### About this task
Each line of the entries below that includes "spread" belongs in your answer.

......

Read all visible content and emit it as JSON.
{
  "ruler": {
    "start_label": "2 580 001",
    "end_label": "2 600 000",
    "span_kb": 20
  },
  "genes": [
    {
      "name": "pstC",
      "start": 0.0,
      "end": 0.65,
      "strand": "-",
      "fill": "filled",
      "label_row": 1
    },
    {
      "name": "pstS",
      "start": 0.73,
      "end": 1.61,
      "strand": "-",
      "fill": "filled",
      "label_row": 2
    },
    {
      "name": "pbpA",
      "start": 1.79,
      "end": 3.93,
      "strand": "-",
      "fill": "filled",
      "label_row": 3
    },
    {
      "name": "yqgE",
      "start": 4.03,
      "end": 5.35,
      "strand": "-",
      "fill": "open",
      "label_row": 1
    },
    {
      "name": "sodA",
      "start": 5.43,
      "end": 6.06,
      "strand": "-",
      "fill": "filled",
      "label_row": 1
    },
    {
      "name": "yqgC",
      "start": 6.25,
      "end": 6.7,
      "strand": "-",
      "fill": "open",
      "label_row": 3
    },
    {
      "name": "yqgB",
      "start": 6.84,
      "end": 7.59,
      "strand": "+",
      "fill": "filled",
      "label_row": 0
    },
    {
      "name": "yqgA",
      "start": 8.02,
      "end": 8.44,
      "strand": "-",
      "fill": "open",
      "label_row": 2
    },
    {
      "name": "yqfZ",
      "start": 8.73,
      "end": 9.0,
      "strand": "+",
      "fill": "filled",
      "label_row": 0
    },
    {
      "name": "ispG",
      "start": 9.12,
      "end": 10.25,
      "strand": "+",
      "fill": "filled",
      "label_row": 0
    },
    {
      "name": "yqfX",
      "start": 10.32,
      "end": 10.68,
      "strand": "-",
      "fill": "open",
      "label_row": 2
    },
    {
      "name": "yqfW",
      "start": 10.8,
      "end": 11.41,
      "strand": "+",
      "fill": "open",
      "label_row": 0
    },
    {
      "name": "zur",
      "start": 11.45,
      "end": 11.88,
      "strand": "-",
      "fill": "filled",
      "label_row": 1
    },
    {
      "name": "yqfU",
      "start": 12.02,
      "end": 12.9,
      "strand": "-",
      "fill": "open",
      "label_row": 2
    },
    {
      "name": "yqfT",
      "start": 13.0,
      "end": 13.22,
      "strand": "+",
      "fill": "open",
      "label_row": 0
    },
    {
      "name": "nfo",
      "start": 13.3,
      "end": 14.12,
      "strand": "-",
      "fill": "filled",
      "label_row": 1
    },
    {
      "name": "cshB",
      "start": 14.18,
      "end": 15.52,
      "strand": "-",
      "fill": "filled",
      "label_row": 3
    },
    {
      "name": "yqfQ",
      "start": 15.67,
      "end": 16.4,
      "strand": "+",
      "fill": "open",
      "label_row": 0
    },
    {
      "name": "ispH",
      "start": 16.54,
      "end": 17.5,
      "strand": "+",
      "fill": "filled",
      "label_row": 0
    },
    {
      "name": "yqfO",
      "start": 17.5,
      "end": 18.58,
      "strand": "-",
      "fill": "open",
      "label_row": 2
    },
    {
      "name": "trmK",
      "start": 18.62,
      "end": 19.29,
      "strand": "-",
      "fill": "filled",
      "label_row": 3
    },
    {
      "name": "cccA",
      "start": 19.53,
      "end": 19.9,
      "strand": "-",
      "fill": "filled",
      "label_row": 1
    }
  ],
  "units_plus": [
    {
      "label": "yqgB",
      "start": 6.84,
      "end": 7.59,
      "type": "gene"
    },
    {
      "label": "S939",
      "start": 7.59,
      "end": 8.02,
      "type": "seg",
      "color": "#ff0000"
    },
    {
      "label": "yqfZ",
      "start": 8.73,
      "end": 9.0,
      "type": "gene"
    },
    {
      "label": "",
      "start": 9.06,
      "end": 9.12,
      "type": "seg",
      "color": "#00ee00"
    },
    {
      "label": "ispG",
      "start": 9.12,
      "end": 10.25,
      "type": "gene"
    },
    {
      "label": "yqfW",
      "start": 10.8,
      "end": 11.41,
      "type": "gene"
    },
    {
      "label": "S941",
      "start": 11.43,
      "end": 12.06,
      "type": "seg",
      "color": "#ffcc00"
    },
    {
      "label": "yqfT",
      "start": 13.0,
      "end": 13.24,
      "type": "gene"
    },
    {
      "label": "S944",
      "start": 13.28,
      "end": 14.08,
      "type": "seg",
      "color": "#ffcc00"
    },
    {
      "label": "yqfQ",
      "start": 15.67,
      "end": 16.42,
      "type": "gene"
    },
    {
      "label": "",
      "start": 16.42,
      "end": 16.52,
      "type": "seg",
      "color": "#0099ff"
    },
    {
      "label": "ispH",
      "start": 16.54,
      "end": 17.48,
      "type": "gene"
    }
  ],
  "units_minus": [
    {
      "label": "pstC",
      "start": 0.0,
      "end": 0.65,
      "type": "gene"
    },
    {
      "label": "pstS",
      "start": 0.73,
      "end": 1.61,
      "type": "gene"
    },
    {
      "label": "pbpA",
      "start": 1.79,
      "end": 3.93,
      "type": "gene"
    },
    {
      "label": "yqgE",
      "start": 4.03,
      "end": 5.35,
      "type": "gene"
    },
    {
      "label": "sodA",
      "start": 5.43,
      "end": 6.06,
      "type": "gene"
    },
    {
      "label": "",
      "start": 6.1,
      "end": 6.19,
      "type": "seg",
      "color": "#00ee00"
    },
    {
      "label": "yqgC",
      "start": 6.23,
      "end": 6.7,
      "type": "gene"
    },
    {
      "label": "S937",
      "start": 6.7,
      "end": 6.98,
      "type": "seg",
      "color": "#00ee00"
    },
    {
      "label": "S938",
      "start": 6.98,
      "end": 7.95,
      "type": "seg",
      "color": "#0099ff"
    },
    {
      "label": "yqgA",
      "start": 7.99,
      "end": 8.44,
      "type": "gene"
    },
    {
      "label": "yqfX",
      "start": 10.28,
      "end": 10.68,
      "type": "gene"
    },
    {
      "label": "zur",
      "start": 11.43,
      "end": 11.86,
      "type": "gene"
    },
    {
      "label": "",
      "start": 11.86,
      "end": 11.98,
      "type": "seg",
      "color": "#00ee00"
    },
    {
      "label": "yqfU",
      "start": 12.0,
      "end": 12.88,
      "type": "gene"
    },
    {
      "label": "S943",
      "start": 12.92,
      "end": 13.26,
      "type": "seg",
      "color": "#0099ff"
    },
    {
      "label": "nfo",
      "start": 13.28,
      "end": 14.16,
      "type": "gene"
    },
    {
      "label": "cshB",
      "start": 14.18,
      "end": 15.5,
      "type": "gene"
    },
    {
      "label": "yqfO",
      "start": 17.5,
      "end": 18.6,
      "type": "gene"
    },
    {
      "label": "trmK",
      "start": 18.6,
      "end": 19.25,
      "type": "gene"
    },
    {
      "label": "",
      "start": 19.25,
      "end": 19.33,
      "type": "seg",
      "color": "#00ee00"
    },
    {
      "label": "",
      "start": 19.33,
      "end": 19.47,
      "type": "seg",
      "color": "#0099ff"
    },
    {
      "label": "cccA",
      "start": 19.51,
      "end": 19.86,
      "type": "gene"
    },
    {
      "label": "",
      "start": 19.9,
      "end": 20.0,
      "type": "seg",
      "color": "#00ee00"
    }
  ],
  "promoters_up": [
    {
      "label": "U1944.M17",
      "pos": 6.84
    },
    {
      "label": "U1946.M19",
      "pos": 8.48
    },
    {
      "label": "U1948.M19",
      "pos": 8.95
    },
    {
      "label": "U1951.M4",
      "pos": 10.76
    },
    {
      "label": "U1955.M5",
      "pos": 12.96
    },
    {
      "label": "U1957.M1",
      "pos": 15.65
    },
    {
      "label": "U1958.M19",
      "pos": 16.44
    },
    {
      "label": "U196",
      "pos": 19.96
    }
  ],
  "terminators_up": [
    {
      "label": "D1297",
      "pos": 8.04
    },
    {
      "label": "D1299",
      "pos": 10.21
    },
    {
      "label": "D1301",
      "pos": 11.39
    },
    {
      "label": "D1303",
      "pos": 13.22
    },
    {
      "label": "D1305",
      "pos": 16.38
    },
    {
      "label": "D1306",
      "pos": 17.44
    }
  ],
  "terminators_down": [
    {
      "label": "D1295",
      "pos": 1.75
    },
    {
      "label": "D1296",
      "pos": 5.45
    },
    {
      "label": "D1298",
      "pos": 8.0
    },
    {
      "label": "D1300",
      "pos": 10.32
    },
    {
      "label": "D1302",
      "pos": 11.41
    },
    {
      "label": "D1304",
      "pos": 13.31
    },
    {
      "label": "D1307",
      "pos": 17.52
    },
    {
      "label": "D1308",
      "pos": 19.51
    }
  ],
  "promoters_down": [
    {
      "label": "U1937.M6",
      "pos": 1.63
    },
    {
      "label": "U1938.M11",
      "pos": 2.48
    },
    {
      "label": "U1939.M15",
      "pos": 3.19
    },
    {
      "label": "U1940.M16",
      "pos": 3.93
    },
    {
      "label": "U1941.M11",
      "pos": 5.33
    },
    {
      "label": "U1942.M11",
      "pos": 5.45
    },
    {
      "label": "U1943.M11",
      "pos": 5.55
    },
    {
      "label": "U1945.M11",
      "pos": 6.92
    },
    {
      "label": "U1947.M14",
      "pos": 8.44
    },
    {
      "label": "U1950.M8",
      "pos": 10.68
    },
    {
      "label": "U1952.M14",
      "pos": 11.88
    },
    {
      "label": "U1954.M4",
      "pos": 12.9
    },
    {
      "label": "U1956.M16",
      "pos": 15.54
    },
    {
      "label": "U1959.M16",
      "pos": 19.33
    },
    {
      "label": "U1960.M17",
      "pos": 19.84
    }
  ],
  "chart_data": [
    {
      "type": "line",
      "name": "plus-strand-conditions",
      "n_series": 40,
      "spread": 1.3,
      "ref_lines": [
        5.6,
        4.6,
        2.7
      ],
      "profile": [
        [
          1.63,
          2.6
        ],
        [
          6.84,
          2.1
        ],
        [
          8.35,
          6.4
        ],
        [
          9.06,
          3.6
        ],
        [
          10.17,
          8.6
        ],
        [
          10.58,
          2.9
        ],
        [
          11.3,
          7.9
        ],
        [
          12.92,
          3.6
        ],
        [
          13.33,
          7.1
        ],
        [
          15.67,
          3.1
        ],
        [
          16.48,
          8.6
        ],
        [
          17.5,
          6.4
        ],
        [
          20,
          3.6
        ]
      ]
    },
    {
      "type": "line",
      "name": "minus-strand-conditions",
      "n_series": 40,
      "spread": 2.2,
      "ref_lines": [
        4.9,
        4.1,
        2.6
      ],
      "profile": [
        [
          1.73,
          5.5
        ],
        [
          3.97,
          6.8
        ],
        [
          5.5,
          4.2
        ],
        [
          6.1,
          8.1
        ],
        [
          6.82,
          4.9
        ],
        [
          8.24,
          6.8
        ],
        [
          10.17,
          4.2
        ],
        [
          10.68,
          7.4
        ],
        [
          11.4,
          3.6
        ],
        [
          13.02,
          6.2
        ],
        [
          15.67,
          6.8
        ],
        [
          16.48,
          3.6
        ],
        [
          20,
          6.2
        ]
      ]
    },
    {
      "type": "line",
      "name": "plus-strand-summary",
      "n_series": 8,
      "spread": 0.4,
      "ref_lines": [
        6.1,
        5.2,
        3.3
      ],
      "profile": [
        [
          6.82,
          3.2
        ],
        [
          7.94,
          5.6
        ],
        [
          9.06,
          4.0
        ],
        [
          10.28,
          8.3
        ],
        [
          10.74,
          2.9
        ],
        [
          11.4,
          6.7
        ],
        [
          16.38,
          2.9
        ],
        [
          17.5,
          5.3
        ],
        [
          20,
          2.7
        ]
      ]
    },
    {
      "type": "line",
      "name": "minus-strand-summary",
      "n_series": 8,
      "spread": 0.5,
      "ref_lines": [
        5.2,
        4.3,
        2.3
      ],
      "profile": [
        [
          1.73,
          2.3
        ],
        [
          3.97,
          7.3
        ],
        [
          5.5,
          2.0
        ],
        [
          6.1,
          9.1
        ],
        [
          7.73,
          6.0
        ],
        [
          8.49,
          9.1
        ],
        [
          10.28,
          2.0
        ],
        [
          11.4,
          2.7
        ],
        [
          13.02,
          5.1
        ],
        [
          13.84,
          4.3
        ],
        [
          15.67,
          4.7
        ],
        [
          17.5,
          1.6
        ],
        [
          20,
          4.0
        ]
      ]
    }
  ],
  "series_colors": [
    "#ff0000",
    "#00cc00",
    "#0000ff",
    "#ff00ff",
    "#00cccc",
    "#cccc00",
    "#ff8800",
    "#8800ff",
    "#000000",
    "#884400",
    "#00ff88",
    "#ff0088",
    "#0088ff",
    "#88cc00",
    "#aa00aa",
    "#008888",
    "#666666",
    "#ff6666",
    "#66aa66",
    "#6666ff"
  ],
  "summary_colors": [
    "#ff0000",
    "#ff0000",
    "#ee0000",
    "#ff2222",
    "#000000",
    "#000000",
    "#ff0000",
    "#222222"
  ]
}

......

### Exercise response
      "spread": 1.3,
      "spread": 2.2,
      "spread": 0.4,
      "spread": 0.5,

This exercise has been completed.